Short exercise :: State how many lines hold the string "Limbo". Give the number and nothing else.

*** Task data

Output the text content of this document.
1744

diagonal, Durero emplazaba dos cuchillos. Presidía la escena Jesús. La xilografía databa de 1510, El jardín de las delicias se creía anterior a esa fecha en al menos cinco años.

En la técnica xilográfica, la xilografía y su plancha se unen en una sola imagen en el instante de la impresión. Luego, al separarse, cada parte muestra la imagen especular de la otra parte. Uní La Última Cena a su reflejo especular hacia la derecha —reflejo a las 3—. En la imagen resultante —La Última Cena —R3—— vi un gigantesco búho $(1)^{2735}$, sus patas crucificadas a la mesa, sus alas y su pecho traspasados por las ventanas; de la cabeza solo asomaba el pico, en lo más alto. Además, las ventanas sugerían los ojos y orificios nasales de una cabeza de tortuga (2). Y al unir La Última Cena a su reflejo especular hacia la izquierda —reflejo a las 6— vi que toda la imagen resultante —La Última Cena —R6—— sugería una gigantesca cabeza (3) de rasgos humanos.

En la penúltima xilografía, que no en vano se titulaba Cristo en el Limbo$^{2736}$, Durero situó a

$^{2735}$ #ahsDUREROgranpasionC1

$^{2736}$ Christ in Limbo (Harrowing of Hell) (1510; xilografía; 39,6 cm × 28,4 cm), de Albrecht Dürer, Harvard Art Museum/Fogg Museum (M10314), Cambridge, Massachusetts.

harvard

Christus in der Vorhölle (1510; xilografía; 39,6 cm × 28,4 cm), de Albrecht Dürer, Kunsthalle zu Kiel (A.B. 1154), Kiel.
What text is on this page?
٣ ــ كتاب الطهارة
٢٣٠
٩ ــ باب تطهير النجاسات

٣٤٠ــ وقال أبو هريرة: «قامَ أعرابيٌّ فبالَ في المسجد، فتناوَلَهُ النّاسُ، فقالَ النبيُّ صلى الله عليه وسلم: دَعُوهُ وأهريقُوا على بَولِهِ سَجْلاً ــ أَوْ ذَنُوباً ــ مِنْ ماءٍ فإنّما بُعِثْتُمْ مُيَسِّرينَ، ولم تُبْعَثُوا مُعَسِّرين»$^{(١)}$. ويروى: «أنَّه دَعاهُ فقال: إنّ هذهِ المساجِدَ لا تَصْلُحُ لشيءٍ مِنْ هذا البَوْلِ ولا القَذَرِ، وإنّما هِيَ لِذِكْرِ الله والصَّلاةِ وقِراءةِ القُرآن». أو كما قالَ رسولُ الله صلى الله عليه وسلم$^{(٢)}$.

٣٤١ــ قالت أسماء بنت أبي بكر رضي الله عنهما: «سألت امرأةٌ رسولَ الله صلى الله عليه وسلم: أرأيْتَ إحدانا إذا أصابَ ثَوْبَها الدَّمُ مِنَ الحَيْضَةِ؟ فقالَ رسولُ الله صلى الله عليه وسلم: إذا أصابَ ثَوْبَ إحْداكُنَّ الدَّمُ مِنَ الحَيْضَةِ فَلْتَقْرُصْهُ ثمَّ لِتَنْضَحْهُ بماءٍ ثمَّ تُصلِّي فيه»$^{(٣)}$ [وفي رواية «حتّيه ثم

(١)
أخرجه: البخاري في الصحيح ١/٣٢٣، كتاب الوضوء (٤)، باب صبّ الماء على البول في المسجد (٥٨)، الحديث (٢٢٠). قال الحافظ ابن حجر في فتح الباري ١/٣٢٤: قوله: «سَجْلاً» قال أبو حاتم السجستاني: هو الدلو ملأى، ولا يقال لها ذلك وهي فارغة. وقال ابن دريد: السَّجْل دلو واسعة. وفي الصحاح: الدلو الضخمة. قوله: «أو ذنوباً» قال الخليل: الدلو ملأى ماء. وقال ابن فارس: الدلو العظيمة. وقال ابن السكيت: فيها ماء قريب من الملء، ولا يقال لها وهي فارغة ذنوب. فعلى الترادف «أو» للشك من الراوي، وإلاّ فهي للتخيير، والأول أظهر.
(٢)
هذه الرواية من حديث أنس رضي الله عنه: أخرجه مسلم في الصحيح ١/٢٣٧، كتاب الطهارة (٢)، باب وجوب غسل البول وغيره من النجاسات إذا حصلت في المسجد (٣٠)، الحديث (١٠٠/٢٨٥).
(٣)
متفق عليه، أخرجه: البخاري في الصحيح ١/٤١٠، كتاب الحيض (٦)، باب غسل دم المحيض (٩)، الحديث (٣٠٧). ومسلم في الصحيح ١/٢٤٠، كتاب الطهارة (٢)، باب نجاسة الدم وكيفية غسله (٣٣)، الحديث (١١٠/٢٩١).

******

Solution :: 2